Exercise instructions
Lines containing "Difference" are to be counted. Report the count alone.

********************

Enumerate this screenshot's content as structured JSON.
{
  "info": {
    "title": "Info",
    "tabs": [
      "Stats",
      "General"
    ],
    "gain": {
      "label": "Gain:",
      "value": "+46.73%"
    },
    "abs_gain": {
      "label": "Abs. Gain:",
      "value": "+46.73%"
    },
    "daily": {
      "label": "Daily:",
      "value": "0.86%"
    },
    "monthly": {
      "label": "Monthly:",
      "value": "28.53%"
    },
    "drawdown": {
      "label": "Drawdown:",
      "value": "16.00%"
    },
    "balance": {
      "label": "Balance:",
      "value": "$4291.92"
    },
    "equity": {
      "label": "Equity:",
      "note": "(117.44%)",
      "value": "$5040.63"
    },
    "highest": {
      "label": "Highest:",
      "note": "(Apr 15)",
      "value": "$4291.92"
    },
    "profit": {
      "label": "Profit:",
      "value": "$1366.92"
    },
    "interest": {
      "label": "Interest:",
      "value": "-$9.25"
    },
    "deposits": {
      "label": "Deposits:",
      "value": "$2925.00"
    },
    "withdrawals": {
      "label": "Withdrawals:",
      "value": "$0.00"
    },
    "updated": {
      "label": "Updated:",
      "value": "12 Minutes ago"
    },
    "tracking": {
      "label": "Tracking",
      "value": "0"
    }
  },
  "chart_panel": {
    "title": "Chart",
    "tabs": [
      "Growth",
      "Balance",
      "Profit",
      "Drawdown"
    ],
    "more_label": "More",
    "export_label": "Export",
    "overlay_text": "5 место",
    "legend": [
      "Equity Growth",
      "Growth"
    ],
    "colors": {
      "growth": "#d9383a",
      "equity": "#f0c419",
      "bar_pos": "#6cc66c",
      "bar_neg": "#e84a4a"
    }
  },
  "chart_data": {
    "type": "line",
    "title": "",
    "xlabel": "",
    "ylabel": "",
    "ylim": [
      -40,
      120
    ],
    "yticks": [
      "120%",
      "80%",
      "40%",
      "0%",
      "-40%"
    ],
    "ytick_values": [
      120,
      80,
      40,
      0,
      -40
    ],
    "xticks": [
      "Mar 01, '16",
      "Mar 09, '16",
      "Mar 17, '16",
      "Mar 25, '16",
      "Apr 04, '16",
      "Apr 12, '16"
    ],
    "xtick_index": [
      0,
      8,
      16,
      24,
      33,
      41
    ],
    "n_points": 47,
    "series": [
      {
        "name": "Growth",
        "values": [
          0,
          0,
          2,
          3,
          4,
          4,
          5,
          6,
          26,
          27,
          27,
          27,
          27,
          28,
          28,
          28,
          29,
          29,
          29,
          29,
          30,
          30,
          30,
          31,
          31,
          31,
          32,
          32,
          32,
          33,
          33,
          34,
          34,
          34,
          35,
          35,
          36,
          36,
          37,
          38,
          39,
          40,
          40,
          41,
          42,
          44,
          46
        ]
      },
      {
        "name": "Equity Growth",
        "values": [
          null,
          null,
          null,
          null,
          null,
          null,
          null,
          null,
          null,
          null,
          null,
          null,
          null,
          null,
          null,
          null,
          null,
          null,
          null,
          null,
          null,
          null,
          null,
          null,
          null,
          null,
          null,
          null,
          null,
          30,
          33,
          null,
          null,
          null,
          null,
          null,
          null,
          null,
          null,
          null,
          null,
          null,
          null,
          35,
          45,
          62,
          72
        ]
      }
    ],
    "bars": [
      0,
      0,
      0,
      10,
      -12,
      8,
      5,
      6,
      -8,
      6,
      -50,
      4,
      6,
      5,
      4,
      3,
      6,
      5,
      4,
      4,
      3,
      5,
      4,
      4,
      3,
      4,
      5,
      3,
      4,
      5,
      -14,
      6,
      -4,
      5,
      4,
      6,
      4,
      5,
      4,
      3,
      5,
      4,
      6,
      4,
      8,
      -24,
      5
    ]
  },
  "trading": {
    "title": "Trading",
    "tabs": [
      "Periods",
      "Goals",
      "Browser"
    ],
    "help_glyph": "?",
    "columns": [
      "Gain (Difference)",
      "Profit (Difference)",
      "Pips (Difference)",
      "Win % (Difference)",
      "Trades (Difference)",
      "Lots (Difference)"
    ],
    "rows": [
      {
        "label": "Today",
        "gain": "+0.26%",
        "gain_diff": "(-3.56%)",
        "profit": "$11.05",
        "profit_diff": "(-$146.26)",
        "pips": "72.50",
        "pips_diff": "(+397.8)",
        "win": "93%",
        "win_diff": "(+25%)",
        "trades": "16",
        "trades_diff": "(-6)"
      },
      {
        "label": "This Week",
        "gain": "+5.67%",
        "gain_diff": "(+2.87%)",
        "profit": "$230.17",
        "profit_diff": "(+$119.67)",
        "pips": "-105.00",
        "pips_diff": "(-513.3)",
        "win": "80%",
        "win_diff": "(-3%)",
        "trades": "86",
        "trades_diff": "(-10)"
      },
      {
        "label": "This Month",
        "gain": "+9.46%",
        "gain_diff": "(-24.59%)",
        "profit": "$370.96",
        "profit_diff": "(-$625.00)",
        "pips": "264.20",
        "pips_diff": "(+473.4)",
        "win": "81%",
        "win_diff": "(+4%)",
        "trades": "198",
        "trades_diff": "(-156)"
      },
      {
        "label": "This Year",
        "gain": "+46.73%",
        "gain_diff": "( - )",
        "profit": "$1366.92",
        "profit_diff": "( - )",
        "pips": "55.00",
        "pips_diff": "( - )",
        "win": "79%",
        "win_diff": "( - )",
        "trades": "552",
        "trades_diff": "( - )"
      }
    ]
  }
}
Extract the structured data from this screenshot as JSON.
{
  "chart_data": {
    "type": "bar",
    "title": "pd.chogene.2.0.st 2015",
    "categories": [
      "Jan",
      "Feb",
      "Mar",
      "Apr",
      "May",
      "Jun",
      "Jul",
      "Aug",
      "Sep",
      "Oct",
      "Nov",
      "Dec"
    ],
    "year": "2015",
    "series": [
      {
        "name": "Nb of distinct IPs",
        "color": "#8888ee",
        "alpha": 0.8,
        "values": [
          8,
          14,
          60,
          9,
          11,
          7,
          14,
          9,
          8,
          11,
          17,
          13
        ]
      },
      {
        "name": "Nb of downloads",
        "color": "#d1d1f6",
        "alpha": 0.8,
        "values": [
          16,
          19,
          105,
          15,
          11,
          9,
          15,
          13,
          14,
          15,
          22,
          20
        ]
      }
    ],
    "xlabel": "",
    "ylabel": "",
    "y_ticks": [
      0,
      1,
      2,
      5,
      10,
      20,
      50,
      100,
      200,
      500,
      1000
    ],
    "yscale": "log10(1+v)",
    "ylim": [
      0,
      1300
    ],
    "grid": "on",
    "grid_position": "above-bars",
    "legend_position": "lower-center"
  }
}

********************

Answer to this exercise
6